(GIVEN TASK)
Extract every one of the lines below word for word, keeping them in their original order.

(RECORD SET)
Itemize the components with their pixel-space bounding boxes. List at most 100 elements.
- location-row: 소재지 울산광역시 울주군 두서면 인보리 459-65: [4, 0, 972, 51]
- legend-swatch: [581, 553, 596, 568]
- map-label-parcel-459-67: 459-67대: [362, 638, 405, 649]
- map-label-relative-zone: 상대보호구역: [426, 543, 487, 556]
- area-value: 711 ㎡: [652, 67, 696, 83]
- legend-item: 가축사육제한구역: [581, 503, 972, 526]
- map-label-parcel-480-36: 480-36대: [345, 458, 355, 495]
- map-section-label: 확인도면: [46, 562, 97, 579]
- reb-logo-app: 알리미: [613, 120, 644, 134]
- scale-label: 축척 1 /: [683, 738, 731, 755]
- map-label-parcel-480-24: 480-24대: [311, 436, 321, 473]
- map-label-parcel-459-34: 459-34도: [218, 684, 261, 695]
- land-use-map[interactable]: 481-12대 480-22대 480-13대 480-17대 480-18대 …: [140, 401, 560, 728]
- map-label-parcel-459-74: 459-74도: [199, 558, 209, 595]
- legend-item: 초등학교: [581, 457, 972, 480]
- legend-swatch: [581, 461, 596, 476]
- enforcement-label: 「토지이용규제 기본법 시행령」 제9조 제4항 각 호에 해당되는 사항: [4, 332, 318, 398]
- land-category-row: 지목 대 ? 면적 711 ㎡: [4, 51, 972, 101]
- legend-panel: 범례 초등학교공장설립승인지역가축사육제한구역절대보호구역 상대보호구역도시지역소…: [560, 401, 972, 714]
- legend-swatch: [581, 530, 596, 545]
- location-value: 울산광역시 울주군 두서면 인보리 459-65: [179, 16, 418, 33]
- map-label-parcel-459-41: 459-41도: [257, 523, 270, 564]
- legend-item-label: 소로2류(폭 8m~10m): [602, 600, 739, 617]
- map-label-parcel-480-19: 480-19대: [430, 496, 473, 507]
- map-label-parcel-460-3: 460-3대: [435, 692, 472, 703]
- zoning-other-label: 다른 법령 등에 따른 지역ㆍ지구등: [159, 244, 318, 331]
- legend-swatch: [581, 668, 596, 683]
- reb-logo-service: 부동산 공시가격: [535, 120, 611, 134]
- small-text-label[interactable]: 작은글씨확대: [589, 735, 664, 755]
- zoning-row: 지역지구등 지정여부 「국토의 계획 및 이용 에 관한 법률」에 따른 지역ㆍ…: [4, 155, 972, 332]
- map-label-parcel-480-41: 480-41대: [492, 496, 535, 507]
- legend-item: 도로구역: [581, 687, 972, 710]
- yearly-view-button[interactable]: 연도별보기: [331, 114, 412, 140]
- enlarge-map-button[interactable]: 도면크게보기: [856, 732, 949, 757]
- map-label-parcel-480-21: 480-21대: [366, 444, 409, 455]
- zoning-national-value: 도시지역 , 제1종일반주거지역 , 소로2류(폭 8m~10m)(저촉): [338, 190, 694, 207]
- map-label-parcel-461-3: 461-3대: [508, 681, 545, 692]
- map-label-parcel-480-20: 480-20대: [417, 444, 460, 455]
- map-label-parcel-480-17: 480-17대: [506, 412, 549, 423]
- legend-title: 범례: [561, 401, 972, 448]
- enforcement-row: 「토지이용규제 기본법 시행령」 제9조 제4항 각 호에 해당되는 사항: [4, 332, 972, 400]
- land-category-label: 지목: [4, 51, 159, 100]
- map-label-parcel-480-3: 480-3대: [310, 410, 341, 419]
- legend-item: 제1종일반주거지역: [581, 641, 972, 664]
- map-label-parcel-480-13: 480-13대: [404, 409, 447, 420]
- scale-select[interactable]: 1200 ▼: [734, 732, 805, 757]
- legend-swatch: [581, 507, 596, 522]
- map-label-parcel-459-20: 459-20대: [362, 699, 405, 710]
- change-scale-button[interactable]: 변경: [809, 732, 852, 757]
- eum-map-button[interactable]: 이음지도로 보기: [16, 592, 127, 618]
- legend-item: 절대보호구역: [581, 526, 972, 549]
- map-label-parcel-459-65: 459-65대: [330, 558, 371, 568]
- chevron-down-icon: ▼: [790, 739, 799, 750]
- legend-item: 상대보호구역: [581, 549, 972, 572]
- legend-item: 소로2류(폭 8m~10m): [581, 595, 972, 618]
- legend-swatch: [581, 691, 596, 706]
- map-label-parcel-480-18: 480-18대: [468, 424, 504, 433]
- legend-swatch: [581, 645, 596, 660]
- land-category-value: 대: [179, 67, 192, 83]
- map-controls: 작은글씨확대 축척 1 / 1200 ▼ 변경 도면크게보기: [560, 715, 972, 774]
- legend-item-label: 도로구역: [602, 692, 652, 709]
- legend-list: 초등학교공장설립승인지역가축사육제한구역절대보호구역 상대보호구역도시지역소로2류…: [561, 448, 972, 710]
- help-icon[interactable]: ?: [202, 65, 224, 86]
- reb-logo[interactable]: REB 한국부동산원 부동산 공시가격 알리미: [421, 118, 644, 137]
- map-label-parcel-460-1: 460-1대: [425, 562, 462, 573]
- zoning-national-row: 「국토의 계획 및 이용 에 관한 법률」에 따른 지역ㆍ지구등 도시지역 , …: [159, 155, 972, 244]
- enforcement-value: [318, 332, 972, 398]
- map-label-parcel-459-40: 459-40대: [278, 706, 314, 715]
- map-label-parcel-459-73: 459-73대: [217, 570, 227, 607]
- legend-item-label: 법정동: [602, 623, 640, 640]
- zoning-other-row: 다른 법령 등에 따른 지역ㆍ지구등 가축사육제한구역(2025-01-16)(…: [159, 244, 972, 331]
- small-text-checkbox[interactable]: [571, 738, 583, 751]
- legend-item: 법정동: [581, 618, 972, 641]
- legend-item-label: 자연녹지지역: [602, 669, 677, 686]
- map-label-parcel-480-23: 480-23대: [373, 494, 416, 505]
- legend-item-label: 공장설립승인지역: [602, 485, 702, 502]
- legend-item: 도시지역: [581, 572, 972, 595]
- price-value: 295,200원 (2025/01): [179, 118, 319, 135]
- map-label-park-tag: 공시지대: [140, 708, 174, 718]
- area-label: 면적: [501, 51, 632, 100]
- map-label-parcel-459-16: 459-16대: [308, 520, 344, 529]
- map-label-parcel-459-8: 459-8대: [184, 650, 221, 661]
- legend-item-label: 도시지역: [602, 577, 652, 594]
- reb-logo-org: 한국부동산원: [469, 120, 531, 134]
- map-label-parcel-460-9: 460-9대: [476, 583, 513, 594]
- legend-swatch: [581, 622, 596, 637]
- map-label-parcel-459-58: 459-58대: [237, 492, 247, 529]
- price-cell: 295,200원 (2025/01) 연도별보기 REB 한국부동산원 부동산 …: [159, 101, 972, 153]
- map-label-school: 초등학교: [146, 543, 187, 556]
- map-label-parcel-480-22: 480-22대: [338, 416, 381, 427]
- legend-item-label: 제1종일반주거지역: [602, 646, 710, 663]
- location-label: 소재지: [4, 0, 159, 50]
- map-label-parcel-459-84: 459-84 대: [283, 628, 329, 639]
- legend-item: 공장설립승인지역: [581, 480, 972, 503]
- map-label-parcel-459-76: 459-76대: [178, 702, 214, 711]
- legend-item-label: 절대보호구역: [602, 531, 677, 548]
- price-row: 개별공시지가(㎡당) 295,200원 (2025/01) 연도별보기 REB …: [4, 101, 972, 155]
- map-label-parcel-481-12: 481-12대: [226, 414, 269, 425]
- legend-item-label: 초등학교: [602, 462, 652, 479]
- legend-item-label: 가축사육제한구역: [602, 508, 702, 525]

(REPLY)
Itemize the components with their pixel-space bounding boxes. List at most 100 elements.
- location-row: 소재지 울산광역시 울주군 두서면 인보리 459-65: [4, 0, 972, 51]
- legend-swatch: [581, 553, 596, 568]
- map-label-parcel-459-67: 459-67대: [362, 638, 405, 649]
- map-label-relative-zone: 상대보호구역: [426, 543, 487, 556]
- area-value: 711 ㎡: [652, 67, 696, 83]
- legend-item: 가축사육제한구역: [581, 503, 972, 526]
- map-label-parcel-480-36: 480-36대: [345, 458, 355, 495]
- map-section-label: 확인도면: [46, 562, 97, 579]
- reb-logo-app: 알리미: [613, 120, 644, 134]
- scale-label: 축척 1 /: [683, 738, 731, 755]
- map-label-parcel-480-24: 480-24대: [311, 436, 321, 473]
- map-label-parcel-459-34: 459-34도: [218, 684, 261, 695]
- land-use-map[interactable]: 481-12대 480-22대 480-13대 480-17대 480-18대 …: [140, 401, 560, 728]
- map-label-parcel-459-74: 459-74도: [199, 558, 209, 595]
- legend-item: 초등학교: [581, 457, 972, 480]
- legend-swatch: [581, 461, 596, 476]
- enforcement-label: 「토지이용규제 기본법 시행령」 제9조 제4항 각 호에 해당되는 사항: [4, 332, 318, 398]
- land-category-row: 지목 대 ? 면적 711 ㎡: [4, 51, 972, 101]
- legend-panel: 범례 초등학교공장설립승인지역가축사육제한구역절대보호구역 상대보호구역도시지역소…: [560, 401, 972, 714]
- legend-swatch: [581, 530, 596, 545]
- location-value: 울산광역시 울주군 두서면 인보리 459-65: [179, 16, 418, 33]
- map-label-parcel-459-41: 459-41도: [257, 523, 270, 564]
- legend-item-label: 소로2류(폭 8m~10m): [602, 600, 739, 617]
- map-label-parcel-480-19: 480-19대: [430, 496, 473, 507]
- map-label-parcel-460-3: 460-3대: [435, 692, 472, 703]
- zoning-other-label: 다른 법령 등에 따른 지역ㆍ지구등: [159, 244, 318, 331]
- legend-swatch: [581, 668, 596, 683]
- reb-logo-service: 부동산 공시가격: [535, 120, 611, 134]
- small-text-label[interactable]: 작은글씨확대: [589, 735, 664, 755]
- zoning-row: 지역지구등 지정여부 「국토의 계획 및 이용 에 관한 법률」에 따른 지역ㆍ…: [4, 155, 972, 332]
- map-label-parcel-480-41: 480-41대: [492, 496, 535, 507]
- legend-item: 도로구역: [581, 687, 972, 710]
- yearly-view-button[interactable]: 연도별보기: [331, 114, 412, 140]
- enlarge-map-button[interactable]: 도면크게보기: [856, 732, 949, 757]
- map-label-parcel-480-21: 480-21대: [366, 444, 409, 455]
- zoning-national-value: 도시지역 , 제1종일반주거지역 , 소로2류(폭 8m~10m)(저촉): [338, 190, 694, 207]
- map-label-parcel-461-3: 461-3대: [508, 681, 545, 692]
- map-label-parcel-480-20: 480-20대: [417, 444, 460, 455]
- map-label-parcel-480-17: 480-17대: [506, 412, 549, 423]
- legend-title: 범례: [561, 401, 972, 448]
- enforcement-row: 「토지이용규제 기본법 시행령」 제9조 제4항 각 호에 해당되는 사항: [4, 332, 972, 400]
- land-category-label: 지목: [4, 51, 159, 100]
- map-label-parcel-480-3: 480-3대: [310, 410, 341, 419]
- legend-item: 제1종일반주거지역: [581, 641, 972, 664]
- map-label-parcel-480-13: 480-13대: [404, 409, 447, 420]
- scale-select[interactable]: 1200 ▼: [734, 732, 805, 757]
- legend-swatch: [581, 507, 596, 522]
- map-label-parcel-459-20: 459-20대: [362, 699, 405, 710]
- change-scale-button[interactable]: 변경: [809, 732, 852, 757]
- eum-map-button[interactable]: 이음지도로 보기: [16, 592, 127, 618]
- legend-item: 절대보호구역: [581, 526, 972, 549]
- map-label-parcel-459-65: 459-65대: [330, 558, 371, 568]
- chevron-down-icon: ▼: [790, 739, 799, 750]
- legend-item: 상대보호구역: [581, 549, 972, 572]
- legend-item: 소로2류(폭 8m~10m): [581, 595, 972, 618]
- legend-swatch: [581, 691, 596, 706]
- map-label-parcel-480-18: 480-18대: [468, 424, 504, 433]
- legend-swatch: [581, 645, 596, 660]
- land-category-value: 대: [179, 67, 192, 83]
- map-controls: 작은글씨확대 축척 1 / 1200 ▼ 변경 도면크게보기: [560, 715, 972, 774]
- legend-item-label: 도로구역: [602, 692, 652, 709]
- legend-list: 초등학교공장설립승인지역가축사육제한구역절대보호구역 상대보호구역도시지역소로2류…: [561, 448, 972, 710]
- help-icon[interactable]: ?: [202, 65, 224, 86]
- reb-logo[interactable]: REB 한국부동산원 부동산 공시가격 알리미: [421, 118, 644, 137]
- map-label-parcel-460-1: 460-1대: [425, 562, 462, 573]
- zoning-national-row: 「국토의 계획 및 이용 에 관한 법률」에 따른 지역ㆍ지구등 도시지역 , …: [159, 155, 972, 244]
- enforcement-value: [318, 332, 972, 398]
- map-label-parcel-459-40: 459-40대: [278, 706, 314, 715]
- map-label-parcel-459-73: 459-73대: [217, 570, 227, 607]
- legend-item-label: 법정동: [602, 623, 640, 640]
- zoning-other-row: 다른 법령 등에 따른 지역ㆍ지구등 가축사육제한구역(2025-01-16)(…: [159, 244, 972, 331]
- small-text-checkbox[interactable]: [571, 738, 583, 751]
- legend-item: 법정동: [581, 618, 972, 641]
- legend-item-label: 자연녹지지역: [602, 669, 677, 686]
- map-label-parcel-480-23: 480-23대: [373, 494, 416, 505]
- legend-item-label: 공장설립승인지역: [602, 485, 702, 502]
- legend-item: 도시지역: [581, 572, 972, 595]
- price-value: 295,200원 (2025/01): [179, 118, 319, 135]
- map-label-park-tag: 공시지대: [140, 708, 174, 718]
- area-label: 면적: [501, 51, 632, 100]
- map-label-parcel-459-16: 459-16대: [308, 520, 344, 529]
- map-label-parcel-459-8: 459-8대: [184, 650, 221, 661]
- legend-item-label: 도시지역: [602, 577, 652, 594]
- reb-logo-org: 한국부동산원: [469, 120, 531, 134]
- map-label-parcel-460-9: 460-9대: [476, 583, 513, 594]
- legend-swatch: [581, 622, 596, 637]
- map-label-parcel-459-58: 459-58대: [237, 492, 247, 529]
- price-cell: 295,200원 (2025/01) 연도별보기 REB 한국부동산원 부동산 …: [159, 101, 972, 153]
- map-label-school: 초등학교: [146, 543, 187, 556]
- map-label-parcel-480-22: 480-22대: [338, 416, 381, 427]
- legend-item-label: 제1종일반주거지역: [602, 646, 710, 663]
- location-label: 소재지: [4, 0, 159, 50]
- map-label-parcel-459-84: 459-84 대: [283, 628, 329, 639]
- legend-item: 공장설립승인지역: [581, 480, 972, 503]
- map-label-parcel-459-76: 459-76대: [178, 702, 214, 711]
- legend-item-label: 절대보호구역: [602, 531, 677, 548]
- price-row: 개별공시지가(㎡당) 295,200원 (2025/01) 연도별보기 REB …: [4, 101, 972, 155]
- map-label-parcel-481-12: 481-12대: [226, 414, 269, 425]
- legend-item-label: 초등학교: [602, 462, 652, 479]
- legend-item-label: 가축사육제한구역: [602, 508, 702, 525]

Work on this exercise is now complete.